Items:
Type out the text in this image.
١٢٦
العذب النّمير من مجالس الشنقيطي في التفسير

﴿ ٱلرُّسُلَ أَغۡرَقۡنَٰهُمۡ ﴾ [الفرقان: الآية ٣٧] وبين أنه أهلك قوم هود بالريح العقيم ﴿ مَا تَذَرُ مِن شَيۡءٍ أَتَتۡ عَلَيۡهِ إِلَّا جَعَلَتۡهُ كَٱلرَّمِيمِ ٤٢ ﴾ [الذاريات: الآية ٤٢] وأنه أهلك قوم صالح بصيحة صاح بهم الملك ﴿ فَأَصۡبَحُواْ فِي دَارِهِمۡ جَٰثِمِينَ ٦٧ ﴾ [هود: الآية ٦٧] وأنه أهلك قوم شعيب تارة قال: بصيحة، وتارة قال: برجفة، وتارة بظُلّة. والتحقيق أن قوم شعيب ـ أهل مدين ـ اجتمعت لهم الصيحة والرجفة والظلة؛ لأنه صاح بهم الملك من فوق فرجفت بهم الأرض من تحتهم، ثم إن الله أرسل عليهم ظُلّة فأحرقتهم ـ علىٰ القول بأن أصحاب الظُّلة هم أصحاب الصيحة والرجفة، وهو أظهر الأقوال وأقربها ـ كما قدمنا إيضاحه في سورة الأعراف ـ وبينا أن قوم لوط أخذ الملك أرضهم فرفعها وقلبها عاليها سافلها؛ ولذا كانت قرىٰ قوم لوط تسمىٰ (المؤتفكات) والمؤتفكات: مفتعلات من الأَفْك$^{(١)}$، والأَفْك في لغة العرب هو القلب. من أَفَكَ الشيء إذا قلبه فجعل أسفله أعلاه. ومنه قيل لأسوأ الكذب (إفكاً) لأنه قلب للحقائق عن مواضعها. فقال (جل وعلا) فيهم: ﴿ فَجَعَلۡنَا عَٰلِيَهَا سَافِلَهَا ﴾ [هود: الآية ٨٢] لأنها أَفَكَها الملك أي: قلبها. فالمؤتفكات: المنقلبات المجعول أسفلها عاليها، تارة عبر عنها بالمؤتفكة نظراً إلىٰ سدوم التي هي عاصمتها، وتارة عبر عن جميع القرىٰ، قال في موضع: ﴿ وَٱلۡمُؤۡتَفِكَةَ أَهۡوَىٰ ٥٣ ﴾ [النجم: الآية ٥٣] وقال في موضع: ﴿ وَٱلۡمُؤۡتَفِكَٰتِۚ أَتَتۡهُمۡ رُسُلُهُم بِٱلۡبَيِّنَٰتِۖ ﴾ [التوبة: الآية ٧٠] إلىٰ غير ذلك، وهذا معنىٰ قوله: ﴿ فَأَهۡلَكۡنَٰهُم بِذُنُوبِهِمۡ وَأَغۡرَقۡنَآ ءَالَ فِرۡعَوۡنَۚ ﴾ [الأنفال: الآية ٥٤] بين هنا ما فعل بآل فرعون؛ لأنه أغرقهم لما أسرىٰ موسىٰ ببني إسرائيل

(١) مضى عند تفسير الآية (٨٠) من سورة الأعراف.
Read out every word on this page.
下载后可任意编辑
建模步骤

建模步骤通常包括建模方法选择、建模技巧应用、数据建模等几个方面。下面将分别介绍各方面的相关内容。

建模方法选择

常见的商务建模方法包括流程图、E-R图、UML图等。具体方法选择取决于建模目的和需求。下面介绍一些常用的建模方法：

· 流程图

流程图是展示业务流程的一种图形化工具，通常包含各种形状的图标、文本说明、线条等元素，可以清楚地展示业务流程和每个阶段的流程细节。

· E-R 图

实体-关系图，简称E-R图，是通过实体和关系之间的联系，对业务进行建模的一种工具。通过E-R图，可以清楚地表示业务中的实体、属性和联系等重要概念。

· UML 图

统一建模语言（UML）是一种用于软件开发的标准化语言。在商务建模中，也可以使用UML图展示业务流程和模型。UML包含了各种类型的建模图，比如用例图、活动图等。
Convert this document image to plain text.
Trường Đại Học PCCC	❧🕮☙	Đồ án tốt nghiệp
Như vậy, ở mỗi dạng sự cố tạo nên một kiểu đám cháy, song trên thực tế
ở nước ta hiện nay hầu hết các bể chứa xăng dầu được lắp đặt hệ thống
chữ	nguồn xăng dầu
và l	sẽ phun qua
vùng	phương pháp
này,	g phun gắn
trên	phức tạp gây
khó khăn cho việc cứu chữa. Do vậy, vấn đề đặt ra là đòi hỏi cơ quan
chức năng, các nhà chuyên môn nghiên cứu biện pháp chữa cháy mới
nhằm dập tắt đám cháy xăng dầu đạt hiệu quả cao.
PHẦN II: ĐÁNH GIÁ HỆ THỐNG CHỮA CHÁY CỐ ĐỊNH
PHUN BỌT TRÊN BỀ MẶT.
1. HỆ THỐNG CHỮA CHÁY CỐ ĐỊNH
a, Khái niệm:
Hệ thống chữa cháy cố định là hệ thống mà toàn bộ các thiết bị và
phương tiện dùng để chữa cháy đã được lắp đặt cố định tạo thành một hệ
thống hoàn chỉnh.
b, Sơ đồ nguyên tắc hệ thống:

What is being asked: Filter the records, keeping only lines that contain "this", and show those lines.

Answer to the task:
Type out the text in this image.
Read out every word on this page.
Convert this document image to plain text.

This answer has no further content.